*提示文*:

•••

この記事では、ピーター・M・センゲの著書『学習する組織』(英治出版)に基づいて、学習する組織を構築するために必要な5つのディシプリンの一つ、「システム思考」を修得するために知っておくべき「システム原型」ついて紹介します。
システムは私達を取り巻いています。私達もその構造の一部であるため、その構造に気づくことが難しく、その構造の虜になってしまいます。
システムの構造を見ることを学べば、今まで見えていなかった力から自分自身を解放し、最終的にその力と連動したり、その力を変えたりする能力を身につける第一歩となります。
システム思考という分野では、特定の型の構造が繰り返し、繰り返し起こることが分かっています。そのような型のことを「システム原型」または「一般的構造」と呼びます。いわば自然の型です。
システム原型の数はそれほど多くなく、特異なものでもありません。経験豊かなマネジャーなら直感的に知っているものです。同じ原型は、生物学、心理学、家族療法、経済学、政治科学、生態学などでも繰り返し起こります。
システム原型を知る目的は、働いている構造に目を向け、その構造の中のレバレッジを見つけることができるように、私達の認識を修正することです。
センゲによると、現在、およそ12のシステム原型が見つかっています。本書では、そのうちの9つが紹介されていますが、この記事では代表的な2つを紹介します。
すべての原型が、「自己強化型」、「バランス型」、「遅れ」という基本要素からできています。
成長の限界
自己強化型が望ましい結果を生み出すように働き、成功の好循環を作り出しますが、気づかないうちに、やがてその成功を減速させる副次的な影響(バランス型)も生み出します。

•••

*元データ*:
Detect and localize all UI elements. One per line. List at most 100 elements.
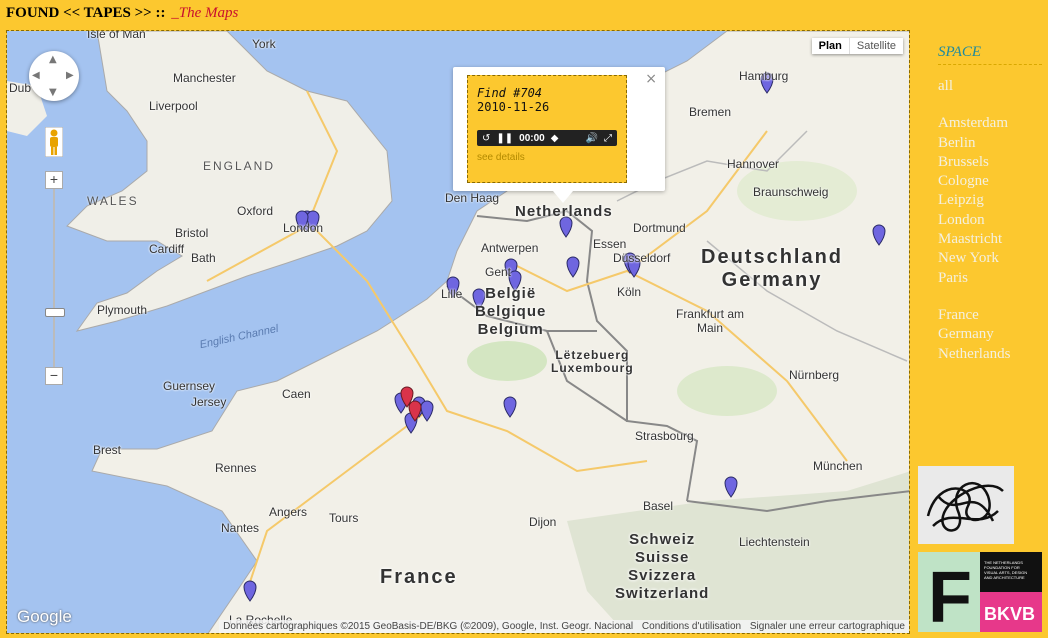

•••

*取り組む課題*:
- 1) システム原型についての文章のうち、「システム思考という分野では、」から「う基本要素からできています。」まで(両端を含む)を、「マネジャー」を「管理職」に置き換えて書き改めなさい。
- 2) システム原型についての文章を、示されている最後の文の後から書き進めなさい。
データは参照する必要はない。

*解答例*:
- 1)
システム思考という分野では、特定の型の構造が繰り返し、繰り返し起こることが分かっています。そのような型のことを「システム原型」または「一般的構造」と呼びます。いわば自然の型です。
システム原型の数はそれほど多くなく、特異なものでもありません。経験豊かな管理職なら直感的に知っているものです。同じ原型は、生物学、心理学、家族療法、経済学、政治科学、生態学などでも繰り返し起こります。
システム原型を知る目的は、働いている構造に目を向け、その構造の中のレバレッジを見つけることができるように、私達の認識を修正することです。
センゲによると、現在、およそ12のシステム原型が見つかっています。本書では、そのうちの9つが紹介されていますが、この記事では代表的な2つを紹介します。
すべての原型が、「自己強化型」、「バランス型」、「遅れ」という基本要素からできています。

- 2)
良かれと思ってなされた改善の取り組みの多くが、突然、成長の限界にぶつかります。しばらくの間は、成長や改善の自己強化型が働くものの、やがてそれがバランス型にぶつかり、成長を制限します。ついには自己強化型が向きを変え、反対方向に回ることもあります。
ある意図された変化が実行され始めると結果は改善し始め、それによって意図された変化への決意が強まります。しかし、その変化がうまくいけばいくほど、ある人達には脅威を与える可能性が出てきて、その人達がそれ以上の変化を妨げ始めます。
例えば、新しいやり方への転換を求める人々と、主流の文化を守ろうとする人々との間の二極分化と競争が起こります。組織の風通しの良さや率直さが高まることによって、支配思考のマネジャーが脅かされると感じるようになり、邪魔をし始めます。
変化の成果を測定する指標が、そのコストを直ちに明らかにするものの、メリットを明らかにするには時間がかかるため、妨げになることがあります。
様々な変革者グループ間での関係維持を阻害する、分裂したマネジメント構造が存在する場合もあります。
ほとんどの人は、成長の限界が現れると、更に強く押そうとする反応を示します。しかし、見慣れた打ち手を力強く押せば押すほど、バランス型が更に強く抵抗し、努力がますます無駄なものになります。
この原型に対しては、成長を無理に加速させるのではなく、成長の制約要因を取り除くことです。レバレッジはバランス型のループの中にあります。これまで考えたことがない行動、まったく気づかなかった選択、報酬や規範の厳しい見直しが必要になるかもしれません。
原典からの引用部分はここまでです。